Data rows ::
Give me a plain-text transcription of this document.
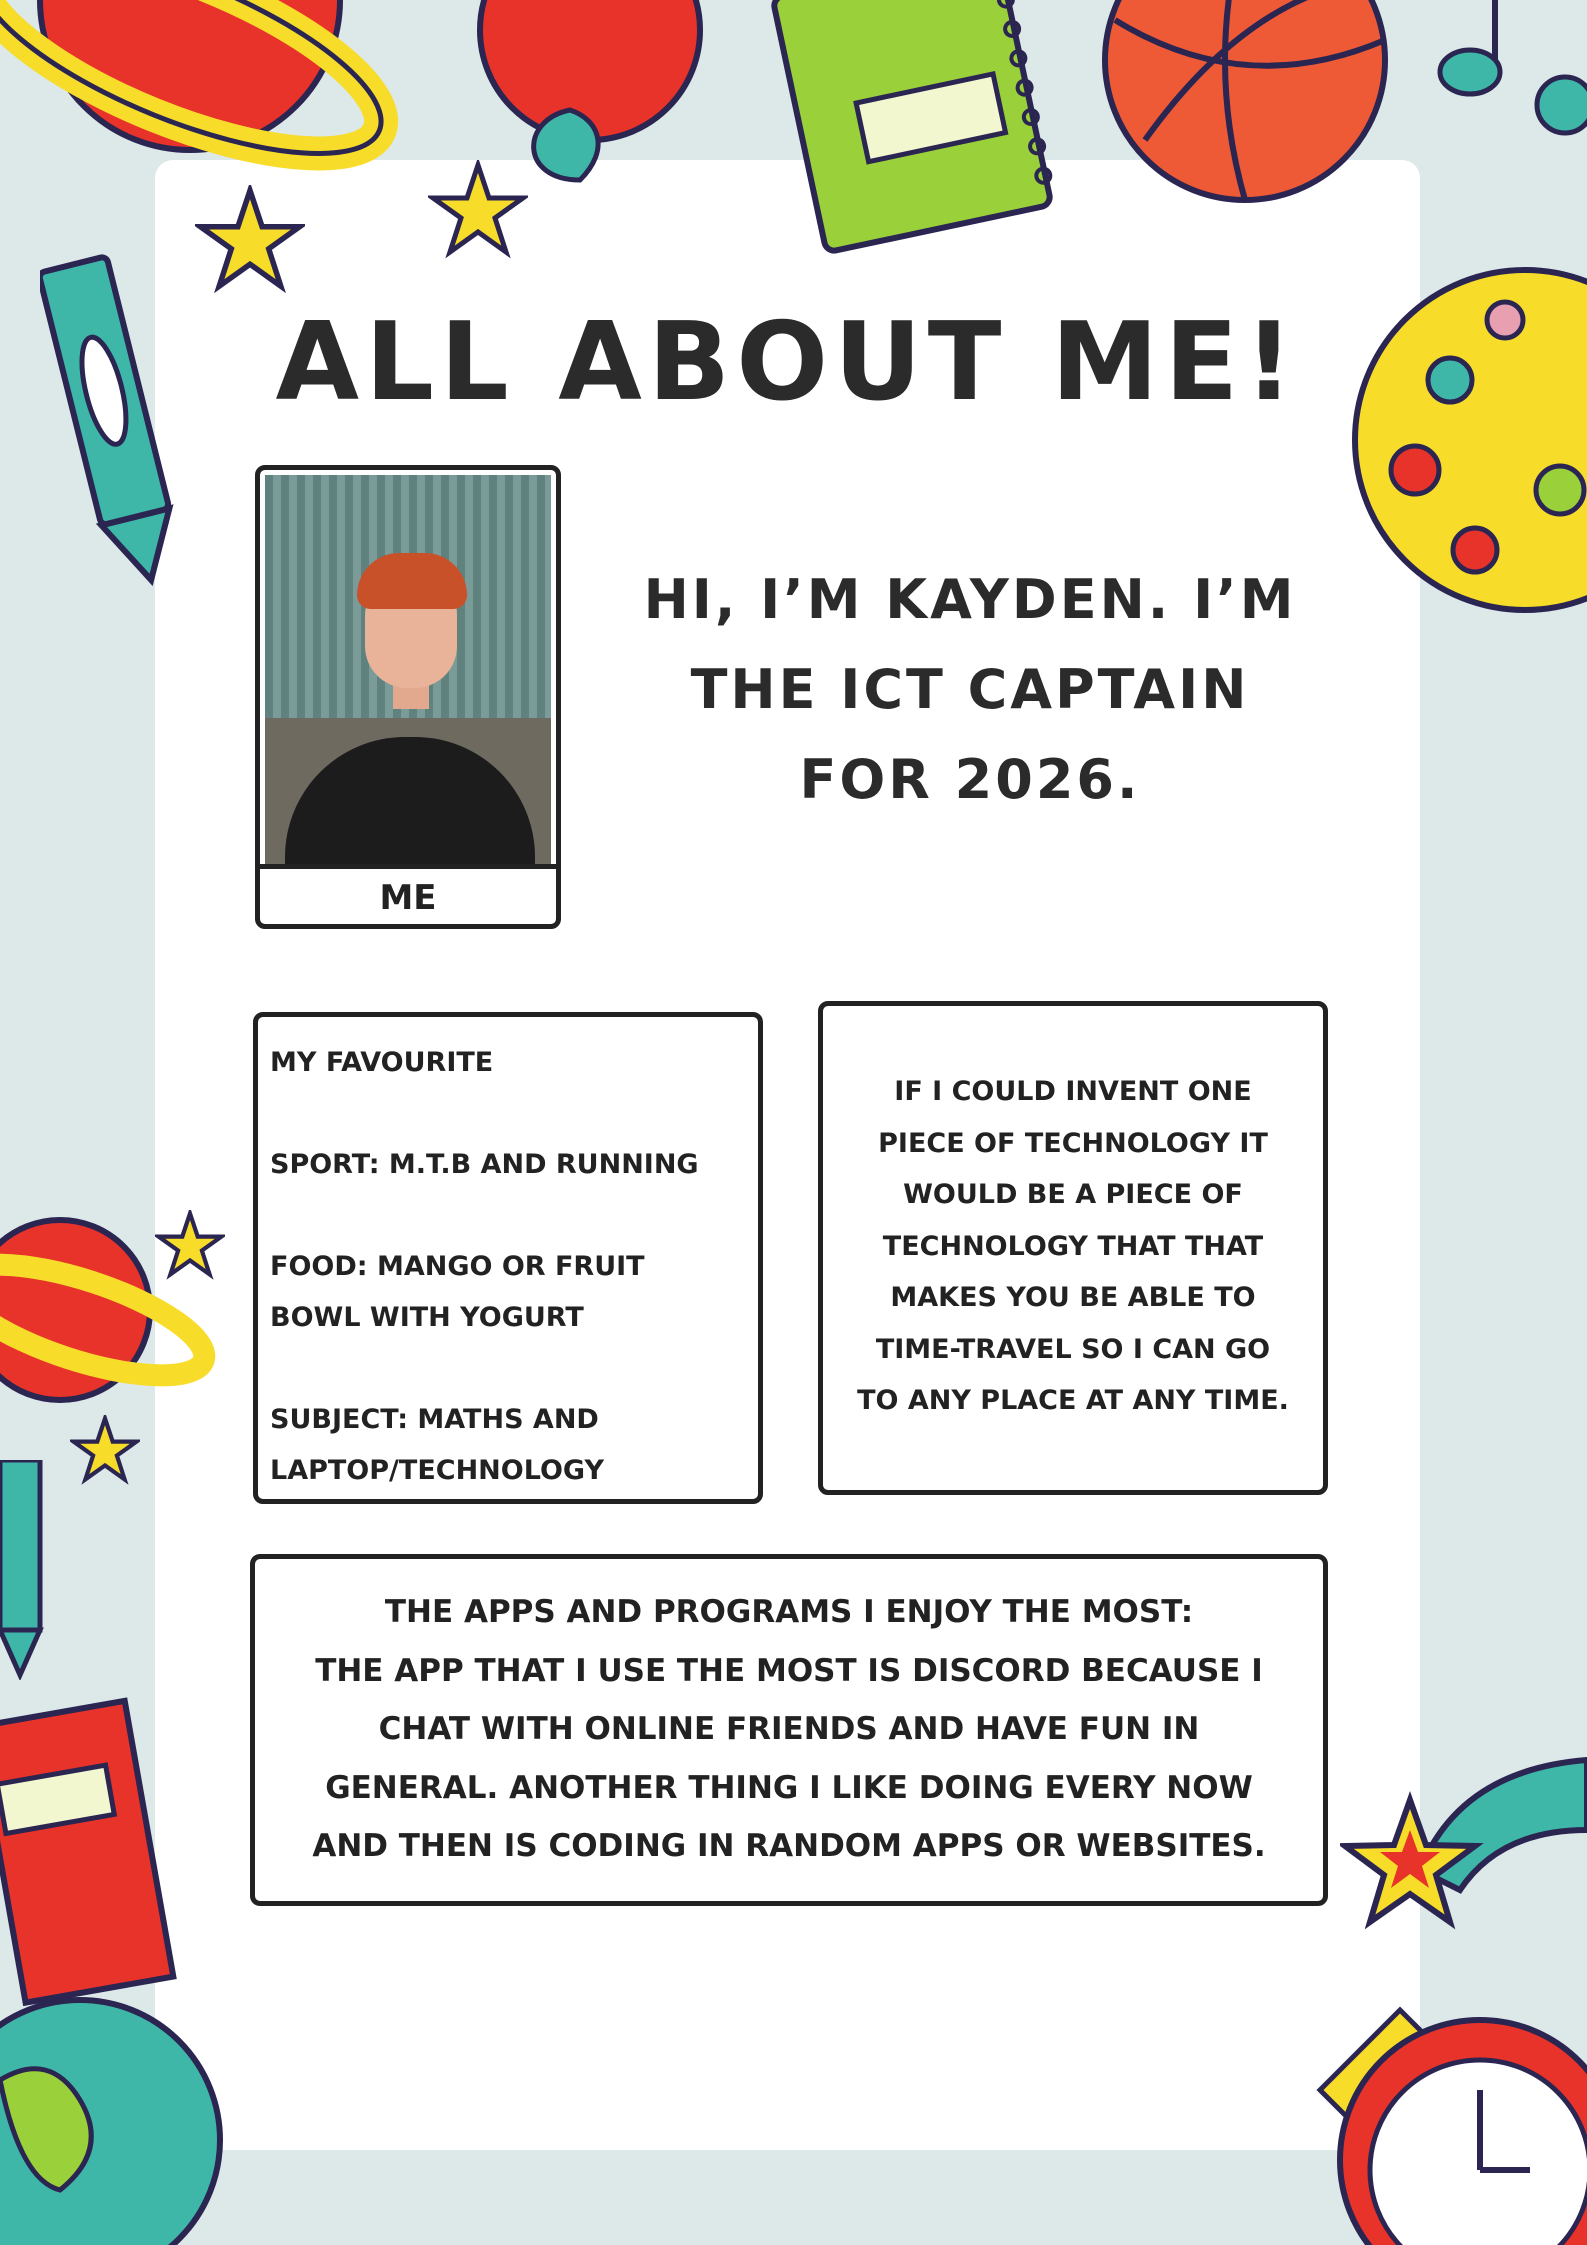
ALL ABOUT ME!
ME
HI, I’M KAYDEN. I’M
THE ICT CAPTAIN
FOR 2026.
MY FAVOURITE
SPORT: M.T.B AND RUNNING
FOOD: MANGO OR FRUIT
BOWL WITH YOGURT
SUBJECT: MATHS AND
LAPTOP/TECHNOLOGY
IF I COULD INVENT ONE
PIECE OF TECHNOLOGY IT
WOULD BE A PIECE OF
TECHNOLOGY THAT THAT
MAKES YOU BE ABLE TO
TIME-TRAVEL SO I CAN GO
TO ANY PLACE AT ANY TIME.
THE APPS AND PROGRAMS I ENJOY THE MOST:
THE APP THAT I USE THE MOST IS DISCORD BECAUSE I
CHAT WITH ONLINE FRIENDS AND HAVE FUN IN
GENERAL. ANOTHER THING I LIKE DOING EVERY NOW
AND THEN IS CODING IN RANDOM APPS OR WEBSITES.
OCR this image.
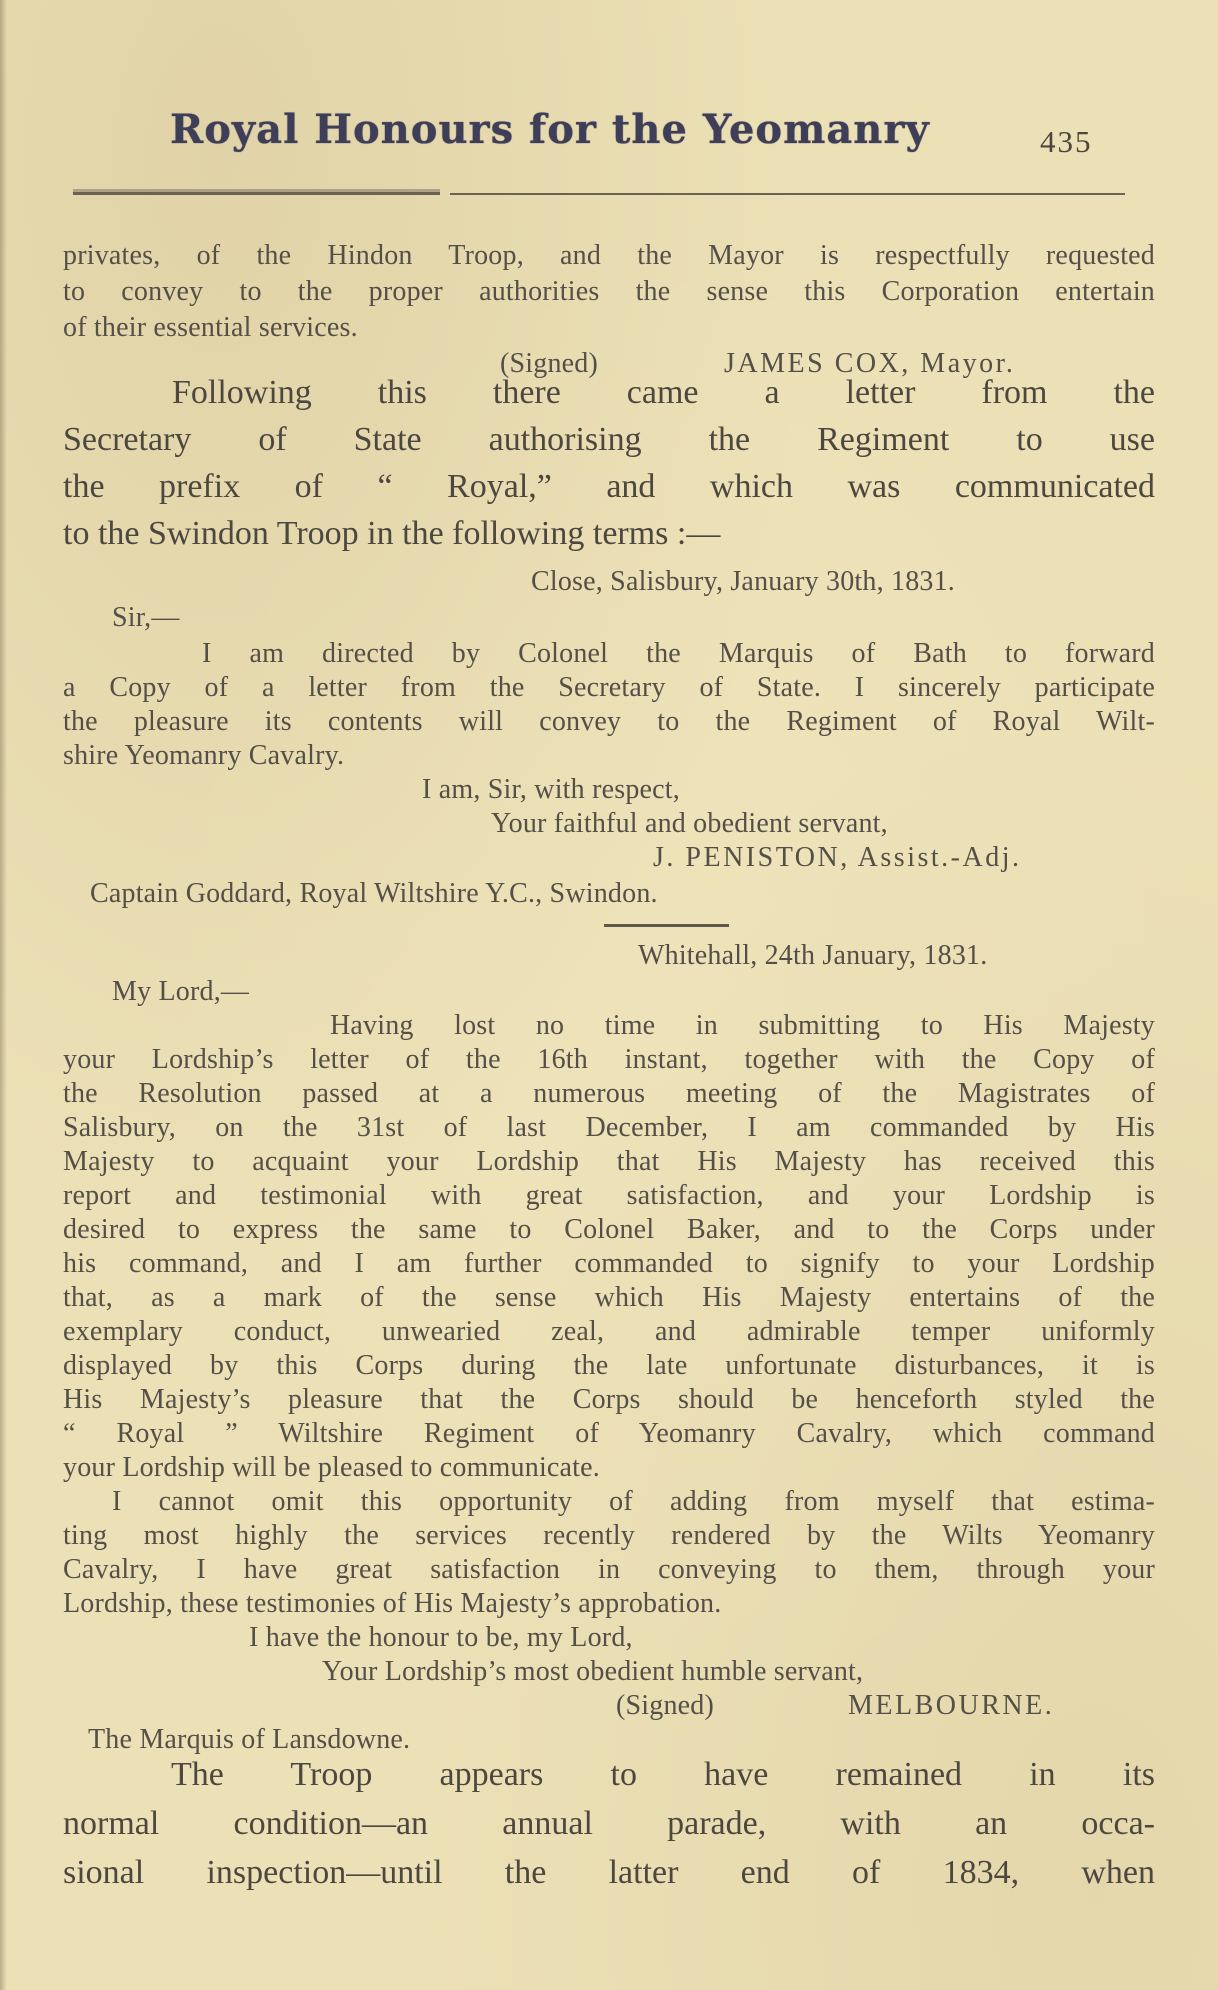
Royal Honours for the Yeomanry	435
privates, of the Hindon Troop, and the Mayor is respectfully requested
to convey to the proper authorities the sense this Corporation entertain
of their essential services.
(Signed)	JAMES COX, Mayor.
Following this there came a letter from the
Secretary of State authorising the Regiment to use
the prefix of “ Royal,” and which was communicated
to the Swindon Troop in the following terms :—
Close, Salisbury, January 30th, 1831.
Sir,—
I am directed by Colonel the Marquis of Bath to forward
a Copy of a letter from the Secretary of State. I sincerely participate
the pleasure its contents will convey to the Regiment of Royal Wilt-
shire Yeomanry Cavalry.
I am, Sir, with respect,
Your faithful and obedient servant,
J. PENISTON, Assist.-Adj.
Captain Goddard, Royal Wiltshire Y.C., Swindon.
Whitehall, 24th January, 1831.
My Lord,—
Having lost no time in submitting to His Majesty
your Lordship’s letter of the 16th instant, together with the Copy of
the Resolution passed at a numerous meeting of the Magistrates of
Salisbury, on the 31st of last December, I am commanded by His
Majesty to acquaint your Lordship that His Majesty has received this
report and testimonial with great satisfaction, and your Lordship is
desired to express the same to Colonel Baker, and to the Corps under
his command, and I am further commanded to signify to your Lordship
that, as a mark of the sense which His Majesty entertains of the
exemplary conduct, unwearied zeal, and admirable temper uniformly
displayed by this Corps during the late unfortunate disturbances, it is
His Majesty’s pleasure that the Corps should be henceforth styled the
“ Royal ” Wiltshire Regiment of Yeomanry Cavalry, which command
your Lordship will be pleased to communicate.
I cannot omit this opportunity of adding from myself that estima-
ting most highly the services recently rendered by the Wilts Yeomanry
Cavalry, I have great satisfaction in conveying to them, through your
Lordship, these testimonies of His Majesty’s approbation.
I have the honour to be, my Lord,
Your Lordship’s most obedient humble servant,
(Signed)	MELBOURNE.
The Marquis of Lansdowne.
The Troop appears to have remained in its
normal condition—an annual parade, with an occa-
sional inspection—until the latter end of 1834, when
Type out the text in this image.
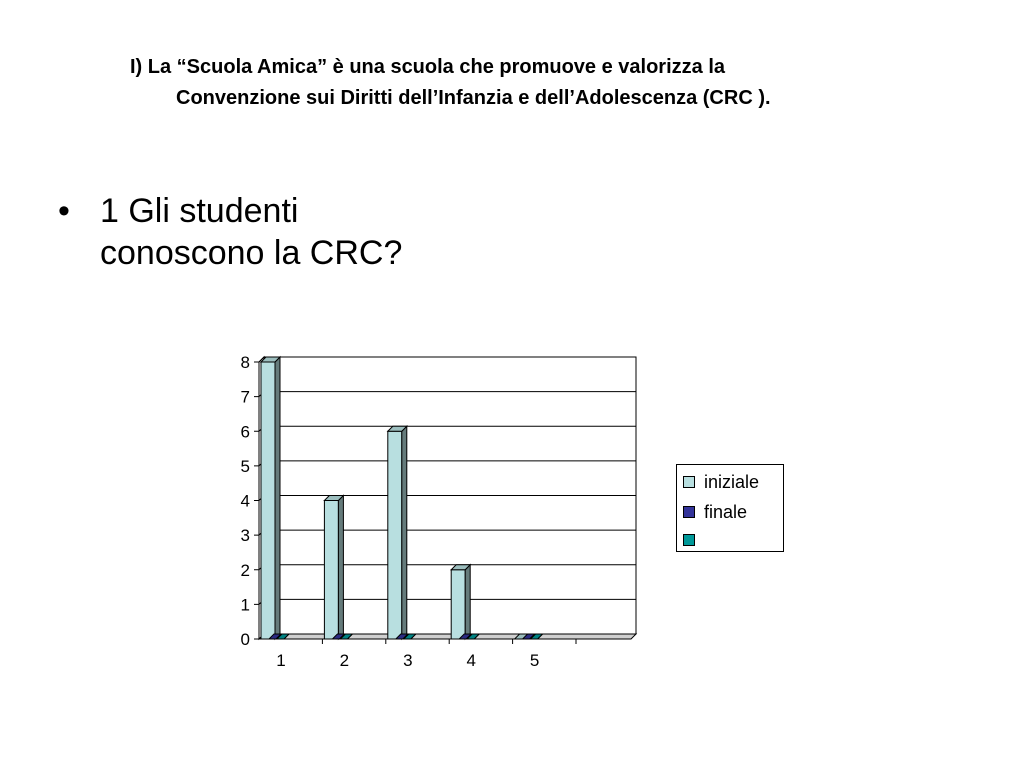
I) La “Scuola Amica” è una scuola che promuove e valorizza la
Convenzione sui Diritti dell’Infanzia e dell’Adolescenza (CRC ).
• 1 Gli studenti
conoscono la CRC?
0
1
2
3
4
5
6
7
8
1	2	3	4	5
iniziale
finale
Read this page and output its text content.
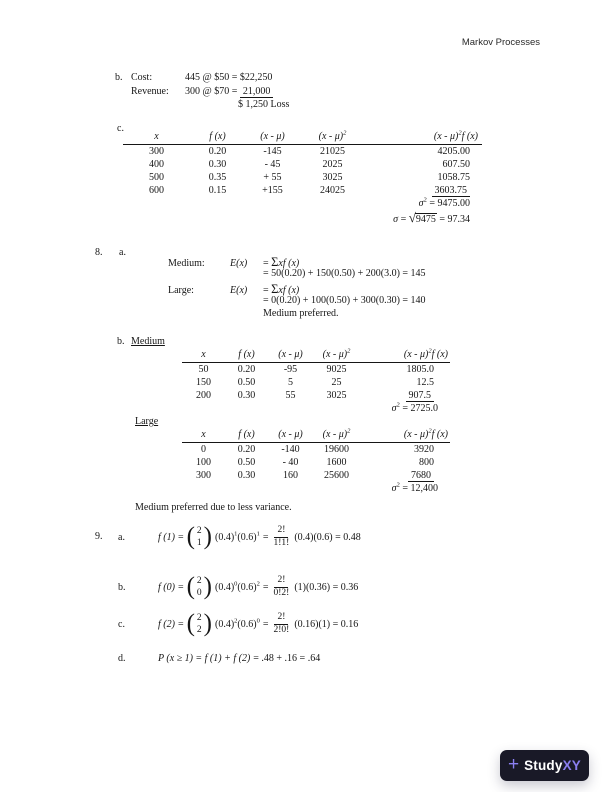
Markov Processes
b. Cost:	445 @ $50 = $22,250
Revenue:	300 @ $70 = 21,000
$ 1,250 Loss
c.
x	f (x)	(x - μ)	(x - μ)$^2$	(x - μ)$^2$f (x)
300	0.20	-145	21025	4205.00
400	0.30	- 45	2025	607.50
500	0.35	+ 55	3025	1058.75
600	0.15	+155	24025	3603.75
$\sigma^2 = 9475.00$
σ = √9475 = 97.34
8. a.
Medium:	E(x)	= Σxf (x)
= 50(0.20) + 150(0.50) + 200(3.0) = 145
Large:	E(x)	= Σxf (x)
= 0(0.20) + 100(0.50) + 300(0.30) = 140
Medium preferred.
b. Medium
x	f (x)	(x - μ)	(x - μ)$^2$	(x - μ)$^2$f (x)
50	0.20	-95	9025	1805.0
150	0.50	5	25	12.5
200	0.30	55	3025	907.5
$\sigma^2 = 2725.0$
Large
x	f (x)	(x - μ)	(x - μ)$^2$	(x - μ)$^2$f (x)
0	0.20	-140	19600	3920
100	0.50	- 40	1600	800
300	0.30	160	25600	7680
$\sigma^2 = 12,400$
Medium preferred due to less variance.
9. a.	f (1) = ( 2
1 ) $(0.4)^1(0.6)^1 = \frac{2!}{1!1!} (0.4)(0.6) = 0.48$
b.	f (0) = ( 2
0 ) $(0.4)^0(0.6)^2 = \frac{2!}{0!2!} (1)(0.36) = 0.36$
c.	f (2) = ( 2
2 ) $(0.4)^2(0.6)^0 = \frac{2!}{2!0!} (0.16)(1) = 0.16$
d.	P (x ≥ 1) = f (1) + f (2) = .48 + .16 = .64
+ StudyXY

Required work ::
Identify the lines above that contain the word "Swindon", then copy them.

Exercise answer ::
to the Swindon Troop in the following terms :—
Captain Goddard, Royal Wiltshire Y.C., Swindon.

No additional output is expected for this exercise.